Voy a acercarme de puntillas a lo que es mi dolor. Una  pena  inmensa que tiñe mi corazón de negro, y que cuando menos lo espera aparece como una zarpa que desgarra y atenaza. Sí, esto es acercarse de puntillas, aunque zarpa, negro e inmenso parezcan ya  palabras fuertes.

Cuando mi hijo falleció, me ofrecieron  una seudo-solución para ello,  unas suaves pastillas de esas que da la psiquiatría, pensando que aplaca los dolores del alma. Las rechacé. Le dije, al médico que me las ofreció, que no iba a tomar nunca lo que mató a mi hijo.

Tengo claro, y lo  sentí desde el primer momento, que le mató la psiquiatría.  Ahora,  al decir  estas palabras, los psiquiatras  me pueden  situar  dentro del grupo de los paranoicos, o, con un poco de piedad, dentro del grupo de  los padres que para no asumir errores desplazan la culpa en los otros.

Las pastillas psiquiátricas se fueron metiendo poco a poco como duendes silenciosos en la vida cotidiana de mi hijo restándole fuerzas y energías, además de producirle otros graves efectos secundarios que mermaban su autoestima. Las pastillas, esas pastillas, de las que si te enganchan te es dificilísimo salir, le iban consumiendo poco a poco.  Cada vez era más lo que tenía que tomar para llegar al mismo resultado.

Ya hace doce  años que  venía pensando  que si quería recuperar al hijo que siempre había tenido, la única solución era que  poco a poco, muy poco a poco porque es lo prudente,  y con la ayuda de un médico,  dejara de tomar una medicación que tanto daño le estaba causando.

__Ítems listados__:
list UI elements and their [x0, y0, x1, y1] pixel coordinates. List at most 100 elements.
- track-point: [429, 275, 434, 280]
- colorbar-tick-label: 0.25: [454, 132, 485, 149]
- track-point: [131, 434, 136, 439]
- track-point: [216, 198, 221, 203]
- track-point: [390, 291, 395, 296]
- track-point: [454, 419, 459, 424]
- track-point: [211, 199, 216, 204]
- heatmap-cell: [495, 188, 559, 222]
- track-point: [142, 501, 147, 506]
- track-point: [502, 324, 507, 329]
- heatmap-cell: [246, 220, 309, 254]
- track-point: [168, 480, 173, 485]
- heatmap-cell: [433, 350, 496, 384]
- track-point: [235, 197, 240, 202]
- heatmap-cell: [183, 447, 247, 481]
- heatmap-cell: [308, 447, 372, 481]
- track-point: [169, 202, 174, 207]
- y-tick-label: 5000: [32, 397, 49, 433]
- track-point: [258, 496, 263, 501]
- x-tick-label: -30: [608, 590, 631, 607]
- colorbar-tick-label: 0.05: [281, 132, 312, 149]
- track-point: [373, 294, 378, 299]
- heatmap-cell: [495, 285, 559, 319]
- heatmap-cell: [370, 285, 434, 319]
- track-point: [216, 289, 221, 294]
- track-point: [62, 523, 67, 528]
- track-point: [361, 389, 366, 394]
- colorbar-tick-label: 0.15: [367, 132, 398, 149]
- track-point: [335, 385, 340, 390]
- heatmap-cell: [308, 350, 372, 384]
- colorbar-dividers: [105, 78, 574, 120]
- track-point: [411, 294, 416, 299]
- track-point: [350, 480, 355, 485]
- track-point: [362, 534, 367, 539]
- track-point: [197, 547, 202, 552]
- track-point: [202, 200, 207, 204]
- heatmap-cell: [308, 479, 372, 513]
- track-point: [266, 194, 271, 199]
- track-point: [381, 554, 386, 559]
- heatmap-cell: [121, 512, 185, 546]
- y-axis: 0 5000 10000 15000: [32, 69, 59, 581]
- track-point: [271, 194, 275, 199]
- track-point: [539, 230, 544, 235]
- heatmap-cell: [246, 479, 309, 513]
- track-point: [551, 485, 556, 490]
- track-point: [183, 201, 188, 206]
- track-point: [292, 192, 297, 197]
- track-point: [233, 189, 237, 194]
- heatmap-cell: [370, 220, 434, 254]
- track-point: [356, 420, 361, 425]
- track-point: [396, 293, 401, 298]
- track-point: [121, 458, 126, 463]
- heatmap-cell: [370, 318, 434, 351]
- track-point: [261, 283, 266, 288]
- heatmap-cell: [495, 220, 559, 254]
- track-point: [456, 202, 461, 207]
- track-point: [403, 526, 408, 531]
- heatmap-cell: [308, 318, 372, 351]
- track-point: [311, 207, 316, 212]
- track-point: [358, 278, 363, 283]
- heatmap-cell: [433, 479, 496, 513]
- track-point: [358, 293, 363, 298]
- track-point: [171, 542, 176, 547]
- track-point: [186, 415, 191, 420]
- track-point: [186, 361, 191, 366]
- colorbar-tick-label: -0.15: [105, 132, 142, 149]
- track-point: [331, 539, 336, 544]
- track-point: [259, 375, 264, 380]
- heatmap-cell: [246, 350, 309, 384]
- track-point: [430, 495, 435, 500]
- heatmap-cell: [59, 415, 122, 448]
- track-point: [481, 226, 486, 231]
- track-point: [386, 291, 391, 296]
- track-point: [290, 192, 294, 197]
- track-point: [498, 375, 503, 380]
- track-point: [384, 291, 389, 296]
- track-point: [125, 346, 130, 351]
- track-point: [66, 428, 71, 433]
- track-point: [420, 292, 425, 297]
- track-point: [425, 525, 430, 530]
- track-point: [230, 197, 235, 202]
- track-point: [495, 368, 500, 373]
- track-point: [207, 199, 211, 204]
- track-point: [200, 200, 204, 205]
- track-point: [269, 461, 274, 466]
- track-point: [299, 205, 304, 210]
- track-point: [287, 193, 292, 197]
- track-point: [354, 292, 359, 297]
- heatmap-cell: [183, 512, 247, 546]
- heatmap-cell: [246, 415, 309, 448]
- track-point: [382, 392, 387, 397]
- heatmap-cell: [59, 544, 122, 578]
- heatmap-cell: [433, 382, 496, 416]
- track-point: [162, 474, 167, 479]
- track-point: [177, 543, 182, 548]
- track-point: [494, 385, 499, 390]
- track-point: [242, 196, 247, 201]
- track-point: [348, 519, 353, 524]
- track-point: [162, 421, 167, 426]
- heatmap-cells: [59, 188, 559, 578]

__Comprueba tu comprensión__:
(a) Escribe todas las palabras que, según el texto fuente, pueden parecer ya palabras fuertes.
(b) Por favor, continúa el texto fuente a partir de su última oración.

__Respuestas__:
(a) Zarpa, negro e inmenso.

(b)
En mi ánimo,  a menudo  estaban las palabras de un gran maestro H.S. Sullivan. «Cuando la  ansiedad llega a un punto, los propios mecanismos de tu cuerpo, actúan para defenderte». Sí,  uno de esos clásicos de la psiquiatría que dijo verdades como puños, pero  que ya está olvidado. ¿Pero qué efectos tan nefastos producen las medicinas psiquiátricas que desprenderse de ellas resulta tan difícil, y puede llevar años?

Cuando falleció mi hijo, que tenía, como muchos jóvenes,  un corazón de oro,  pasé noches en blanco. Poco a poco me vino el sueño.  Y me quedé sola con mi tristeza, que sube y baja, como una noria.  Espero se vaya diluyendo  algo con el tiempo,  aunque  me acompañará mientras viva  y será  compañera del alma.

No me queda otra que convivir con ella, porque estar triste no es estar deprimido,  y, afrontar los retos que la vida, a mi edad, me sigue poniendo por delante.

Viviré con fuerza y coraje por todos los que me quedan, mis otros hijos, mis nietos.

Otro objetivo primordial de mi  existencia, aunque sólo llegue a poner un grano de arena,  será luchar porque a ningún otro hijo, de ningún otro  padre, le vuelva a pasar lo que le pasó a mi hijo, que la bien intencionada psiquiatría le destruya.